>> start

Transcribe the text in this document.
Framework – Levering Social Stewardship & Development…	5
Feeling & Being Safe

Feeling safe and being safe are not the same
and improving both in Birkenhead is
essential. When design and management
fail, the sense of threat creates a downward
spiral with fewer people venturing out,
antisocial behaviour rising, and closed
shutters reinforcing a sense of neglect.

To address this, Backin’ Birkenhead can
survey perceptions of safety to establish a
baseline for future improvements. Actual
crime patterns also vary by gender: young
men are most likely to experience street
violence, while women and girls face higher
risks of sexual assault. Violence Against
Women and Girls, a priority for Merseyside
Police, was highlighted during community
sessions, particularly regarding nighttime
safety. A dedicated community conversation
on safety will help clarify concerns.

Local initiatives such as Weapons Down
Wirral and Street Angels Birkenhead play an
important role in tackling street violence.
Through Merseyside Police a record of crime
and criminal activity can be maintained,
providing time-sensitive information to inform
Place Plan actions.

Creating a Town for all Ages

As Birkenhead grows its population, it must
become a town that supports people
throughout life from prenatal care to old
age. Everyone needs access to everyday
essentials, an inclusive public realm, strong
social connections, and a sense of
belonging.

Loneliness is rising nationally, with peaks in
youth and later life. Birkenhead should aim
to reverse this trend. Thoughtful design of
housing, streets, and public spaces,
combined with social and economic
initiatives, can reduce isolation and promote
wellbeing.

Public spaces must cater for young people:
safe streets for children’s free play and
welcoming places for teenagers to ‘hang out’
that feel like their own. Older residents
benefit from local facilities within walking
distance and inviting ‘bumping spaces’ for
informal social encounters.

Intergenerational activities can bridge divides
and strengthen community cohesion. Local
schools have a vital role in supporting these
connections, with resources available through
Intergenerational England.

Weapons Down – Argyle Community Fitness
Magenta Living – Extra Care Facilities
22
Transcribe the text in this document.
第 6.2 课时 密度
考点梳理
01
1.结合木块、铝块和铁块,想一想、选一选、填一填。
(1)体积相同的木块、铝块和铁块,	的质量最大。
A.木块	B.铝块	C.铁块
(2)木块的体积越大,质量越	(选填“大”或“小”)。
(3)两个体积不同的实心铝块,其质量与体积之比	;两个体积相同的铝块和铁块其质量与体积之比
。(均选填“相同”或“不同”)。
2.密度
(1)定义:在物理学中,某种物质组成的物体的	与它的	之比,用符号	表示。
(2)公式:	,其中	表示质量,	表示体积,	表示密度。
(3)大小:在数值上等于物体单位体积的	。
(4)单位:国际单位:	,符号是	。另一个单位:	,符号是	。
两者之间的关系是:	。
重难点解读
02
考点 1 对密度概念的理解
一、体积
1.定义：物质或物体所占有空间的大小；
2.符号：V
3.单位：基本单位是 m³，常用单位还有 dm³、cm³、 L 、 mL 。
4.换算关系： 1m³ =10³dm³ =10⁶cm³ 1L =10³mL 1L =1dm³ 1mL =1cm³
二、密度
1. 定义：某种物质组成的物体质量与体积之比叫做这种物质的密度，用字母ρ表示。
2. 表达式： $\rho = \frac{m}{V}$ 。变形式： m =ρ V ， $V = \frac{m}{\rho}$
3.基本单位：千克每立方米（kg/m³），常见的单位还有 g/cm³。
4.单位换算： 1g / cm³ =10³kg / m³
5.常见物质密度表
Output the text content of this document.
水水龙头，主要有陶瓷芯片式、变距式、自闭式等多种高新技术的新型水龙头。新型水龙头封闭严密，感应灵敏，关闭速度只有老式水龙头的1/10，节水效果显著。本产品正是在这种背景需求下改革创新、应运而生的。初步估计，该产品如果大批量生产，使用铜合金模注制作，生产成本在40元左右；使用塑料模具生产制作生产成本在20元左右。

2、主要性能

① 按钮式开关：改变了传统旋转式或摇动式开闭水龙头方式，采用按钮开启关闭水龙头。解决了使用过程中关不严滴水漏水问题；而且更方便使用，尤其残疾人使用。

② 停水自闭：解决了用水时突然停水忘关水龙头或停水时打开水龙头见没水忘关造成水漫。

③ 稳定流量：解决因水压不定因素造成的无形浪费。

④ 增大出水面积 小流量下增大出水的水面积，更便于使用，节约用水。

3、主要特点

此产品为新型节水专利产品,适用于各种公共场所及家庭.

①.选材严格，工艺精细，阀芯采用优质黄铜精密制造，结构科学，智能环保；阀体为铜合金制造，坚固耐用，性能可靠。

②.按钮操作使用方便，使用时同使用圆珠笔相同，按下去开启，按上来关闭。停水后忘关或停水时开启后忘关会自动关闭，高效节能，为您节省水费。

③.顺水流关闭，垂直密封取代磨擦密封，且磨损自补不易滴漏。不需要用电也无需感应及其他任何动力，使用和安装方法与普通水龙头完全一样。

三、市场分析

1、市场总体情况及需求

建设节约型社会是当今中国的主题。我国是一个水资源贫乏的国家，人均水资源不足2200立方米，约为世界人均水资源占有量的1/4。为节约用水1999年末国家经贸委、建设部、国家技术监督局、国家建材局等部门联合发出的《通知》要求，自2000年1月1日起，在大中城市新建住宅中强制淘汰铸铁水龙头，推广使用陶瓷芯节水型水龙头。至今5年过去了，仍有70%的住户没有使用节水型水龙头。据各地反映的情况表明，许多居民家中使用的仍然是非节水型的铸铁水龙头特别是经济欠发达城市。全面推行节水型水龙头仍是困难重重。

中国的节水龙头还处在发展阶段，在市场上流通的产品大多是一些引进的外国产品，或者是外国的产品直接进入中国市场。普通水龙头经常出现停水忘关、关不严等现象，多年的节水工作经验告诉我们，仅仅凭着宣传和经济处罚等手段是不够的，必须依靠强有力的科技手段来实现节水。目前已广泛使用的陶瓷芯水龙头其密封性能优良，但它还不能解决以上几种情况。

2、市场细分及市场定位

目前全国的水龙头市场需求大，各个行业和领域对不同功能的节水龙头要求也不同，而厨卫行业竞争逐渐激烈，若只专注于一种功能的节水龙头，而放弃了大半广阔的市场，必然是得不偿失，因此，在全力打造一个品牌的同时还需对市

>> end

» What is expected
Return all the data exactly as given.

» Problem solution
Transcribe the text in this document.
Framework – Levering Social Stewardship & Development…	5
Feeling & Being Safe

Feeling safe and being safe are not the same
and improving both in Birkenhead is
essential. When design and management
fail, the sense of threat creates a downward
spiral with fewer people venturing out,
antisocial behaviour rising, and closed
shutters reinforcing a sense of neglect.

To address this, Backin’ Birkenhead can
survey perceptions of safety to establish a
baseline for future improvements. Actual
crime patterns also vary by gender: young
men are most likely to experience street
violence, while women and girls face higher
risks of sexual assault. Violence Against
Women and Girls, a priority for Merseyside
Police, was highlighted during community
sessions, particularly regarding nighttime
safety. A dedicated community conversation
on safety will help clarify concerns.

Local initiatives such as Weapons Down
Wirral and Street Angels Birkenhead play an
important role in tackling street violence.
Through Merseyside Police a record of crime
and criminal activity can be maintained,
providing time-sensitive information to inform
Place Plan actions.

Creating a Town for all Ages

As Birkenhead grows its population, it must
become a town that supports people
throughout life from prenatal care to old
age. Everyone needs access to everyday
essentials, an inclusive public realm, strong
social connections, and a sense of
belonging.

Loneliness is rising nationally, with peaks in
youth and later life. Birkenhead should aim
to reverse this trend. Thoughtful design of
housing, streets, and public spaces,
combined with social and economic
initiatives, can reduce isolation and promote
wellbeing.

Public spaces must cater for young people:
safe streets for children’s free play and
welcoming places for teenagers to ‘hang out’
that feel like their own. Older residents
benefit from local facilities within walking
distance and inviting ‘bumping spaces’ for
informal social encounters.

Intergenerational activities can bridge divides
and strengthen community cohesion. Local
schools have a vital role in supporting these
connections, with resources available through
Intergenerational England.

Weapons Down – Argyle Community Fitness
Magenta Living – Extra Care Facilities
22
Transcribe the text in this document.
第 6.2 课时 密度
考点梳理
01
1.结合木块、铝块和铁块,想一想、选一选、填一填。
(1)体积相同的木块、铝块和铁块,	的质量最大。
A.木块	B.铝块	C.铁块
(2)木块的体积越大,质量越	(选填“大”或“小”)。
(3)两个体积不同的实心铝块,其质量与体积之比	;两个体积相同的铝块和铁块其质量与体积之比
。(均选填“相同”或“不同”)。
2.密度
(1)定义:在物理学中,某种物质组成的物体的	与它的	之比,用符号	表示。
(2)公式:	,其中	表示质量,	表示体积,	表示密度。
(3)大小:在数值上等于物体单位体积的	。
(4)单位:国际单位:	,符号是	。另一个单位:	,符号是	。
两者之间的关系是:	。
重难点解读
02
考点 1 对密度概念的理解
一、体积
1.定义：物质或物体所占有空间的大小；
2.符号：V
3.单位：基本单位是 m³，常用单位还有 dm³、cm³、 L 、 mL 。
4.换算关系： 1m³ =10³dm³ =10⁶cm³ 1L =10³mL 1L =1dm³ 1mL =1cm³
二、密度
1. 定义：某种物质组成的物体质量与体积之比叫做这种物质的密度，用字母ρ表示。
2. 表达式： $\rho = \frac{m}{V}$ 。变形式： m =ρ V ， $V = \frac{m}{\rho}$
3.基本单位：千克每立方米（kg/m³），常见的单位还有 g/cm³。
4.单位换算： 1g / cm³ =10³kg / m³
5.常见物质密度表
Output the text content of this document.
水水龙头，主要有陶瓷芯片式、变距式、自闭式等多种高新技术的新型水龙头。新型水龙头封闭严密，感应灵敏，关闭速度只有老式水龙头的1/10，节水效果显著。本产品正是在这种背景需求下改革创新、应运而生的。初步估计，该产品如果大批量生产，使用铜合金模注制作，生产成本在40元左右；使用塑料模具生产制作生产成本在20元左右。

2、主要性能

① 按钮式开关：改变了传统旋转式或摇动式开闭水龙头方式，采用按钮开启关闭水龙头。解决了使用过程中关不严滴水漏水问题；而且更方便使用，尤其残疾人使用。

② 停水自闭：解决了用水时突然停水忘关水龙头或停水时打开水龙头见没水忘关造成水漫。

③ 稳定流量：解决因水压不定因素造成的无形浪费。

④ 增大出水面积 小流量下增大出水的水面积，更便于使用，节约用水。

3、主要特点

此产品为新型节水专利产品,适用于各种公共场所及家庭.

①.选材严格，工艺精细，阀芯采用优质黄铜精密制造，结构科学，智能环保；阀体为铜合金制造，坚固耐用，性能可靠。

②.按钮操作使用方便，使用时同使用圆珠笔相同，按下去开启，按上来关闭。停水后忘关或停水时开启后忘关会自动关闭，高效节能，为您节省水费。

③.顺水流关闭，垂直密封取代磨擦密封，且磨损自补不易滴漏。不需要用电也无需感应及其他任何动力，使用和安装方法与普通水龙头完全一样。

三、市场分析

1、市场总体情况及需求

建设节约型社会是当今中国的主题。我国是一个水资源贫乏的国家，人均水资源不足2200立方米，约为世界人均水资源占有量的1/4。为节约用水1999年末国家经贸委、建设部、国家技术监督局、国家建材局等部门联合发出的《通知》要求，自2000年1月1日起，在大中城市新建住宅中强制淘汰铸铁水龙头，推广使用陶瓷芯节水型水龙头。至今5年过去了，仍有70%的住户没有使用节水型水龙头。据各地反映的情况表明，许多居民家中使用的仍然是非节水型的铸铁水龙头特别是经济欠发达城市。全面推行节水型水龙头仍是困难重重。

中国的节水龙头还处在发展阶段，在市场上流通的产品大多是一些引进的外国产品，或者是外国的产品直接进入中国市场。普通水龙头经常出现停水忘关、关不严等现象，多年的节水工作经验告诉我们，仅仅凭着宣传和经济处罚等手段是不够的，必须依靠强有力的科技手段来实现节水。目前已广泛使用的陶瓷芯水龙头其密封性能优良，但它还不能解决以上几种情况。

2、市场细分及市场定位

目前全国的水龙头市场需求大，各个行业和领域对不同功能的节水龙头要求也不同，而厨卫行业竞争逐渐激烈，若只专注于一种功能的节水龙头，而放弃了大半广阔的市场，必然是得不偿失，因此，在全力打造一个品牌的同时还需对市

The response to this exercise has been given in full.